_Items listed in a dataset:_
--- Begin ---

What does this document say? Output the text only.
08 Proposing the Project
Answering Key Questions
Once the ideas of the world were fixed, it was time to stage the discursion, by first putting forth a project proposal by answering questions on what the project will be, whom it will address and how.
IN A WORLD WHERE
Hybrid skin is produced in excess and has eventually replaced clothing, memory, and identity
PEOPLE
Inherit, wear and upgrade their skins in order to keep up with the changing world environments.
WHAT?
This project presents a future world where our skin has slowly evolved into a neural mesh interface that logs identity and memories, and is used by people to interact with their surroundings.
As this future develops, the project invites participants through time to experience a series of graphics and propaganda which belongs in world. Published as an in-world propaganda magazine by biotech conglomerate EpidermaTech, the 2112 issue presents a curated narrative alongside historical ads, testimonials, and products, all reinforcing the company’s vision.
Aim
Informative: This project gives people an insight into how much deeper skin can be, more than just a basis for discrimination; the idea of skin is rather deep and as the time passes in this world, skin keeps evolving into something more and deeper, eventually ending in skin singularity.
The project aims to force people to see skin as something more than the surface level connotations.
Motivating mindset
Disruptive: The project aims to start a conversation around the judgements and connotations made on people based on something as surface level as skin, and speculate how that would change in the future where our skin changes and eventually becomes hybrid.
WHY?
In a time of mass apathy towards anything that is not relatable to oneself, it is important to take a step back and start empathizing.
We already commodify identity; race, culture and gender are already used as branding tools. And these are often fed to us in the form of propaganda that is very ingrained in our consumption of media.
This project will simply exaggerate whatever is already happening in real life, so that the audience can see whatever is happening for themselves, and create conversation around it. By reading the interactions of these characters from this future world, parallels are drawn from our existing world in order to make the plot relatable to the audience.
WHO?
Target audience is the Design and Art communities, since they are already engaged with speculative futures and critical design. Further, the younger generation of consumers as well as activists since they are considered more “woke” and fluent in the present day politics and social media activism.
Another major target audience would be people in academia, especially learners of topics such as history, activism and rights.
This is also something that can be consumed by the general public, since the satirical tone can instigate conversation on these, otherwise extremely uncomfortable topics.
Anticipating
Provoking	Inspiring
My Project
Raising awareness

--- End ---

_To be done:_
Extract all lines as given.

_Reply:_
What does this document say? Output the text only.
08 Proposing the Project
Answering Key Questions
Once the ideas of the world were fixed, it was time to stage the discursion, by first putting forth a project proposal by answering questions on what the project will be, whom it will address and how.
IN A WORLD WHERE
Hybrid skin is produced in excess and has eventually replaced clothing, memory, and identity
PEOPLE
Inherit, wear and upgrade their skins in order to keep up with the changing world environments.
WHAT?
This project presents a future world where our skin has slowly evolved into a neural mesh interface that logs identity and memories, and is used by people to interact with their surroundings.
As this future develops, the project invites participants through time to experience a series of graphics and propaganda which belongs in world. Published as an in-world propaganda magazine by biotech conglomerate EpidermaTech, the 2112 issue presents a curated narrative alongside historical ads, testimonials, and products, all reinforcing the company’s vision.
Aim
Informative: This project gives people an insight into how much deeper skin can be, more than just a basis for discrimination; the idea of skin is rather deep and as the time passes in this world, skin keeps evolving into something more and deeper, eventually ending in skin singularity.
The project aims to force people to see skin as something more than the surface level connotations.
Motivating mindset
Disruptive: The project aims to start a conversation around the judgements and connotations made on people based on something as surface level as skin, and speculate how that would change in the future where our skin changes and eventually becomes hybrid.
WHY?
In a time of mass apathy towards anything that is not relatable to oneself, it is important to take a step back and start empathizing.
We already commodify identity; race, culture and gender are already used as branding tools. And these are often fed to us in the form of propaganda that is very ingrained in our consumption of media.
This project will simply exaggerate whatever is already happening in real life, so that the audience can see whatever is happening for themselves, and create conversation around it. By reading the interactions of these characters from this future world, parallels are drawn from our existing world in order to make the plot relatable to the audience.
WHO?
Target audience is the Design and Art communities, since they are already engaged with speculative futures and critical design. Further, the younger generation of consumers as well as activists since they are considered more “woke” and fluent in the present day politics and social media activism.
Another major target audience would be people in academia, especially learners of topics such as history, activism and rights.
This is also something that can be consumed by the general public, since the satirical tone can instigate conversation on these, otherwise extremely uncomfortable topics.
Anticipating
Provoking	Inspiring
My Project
Raising awareness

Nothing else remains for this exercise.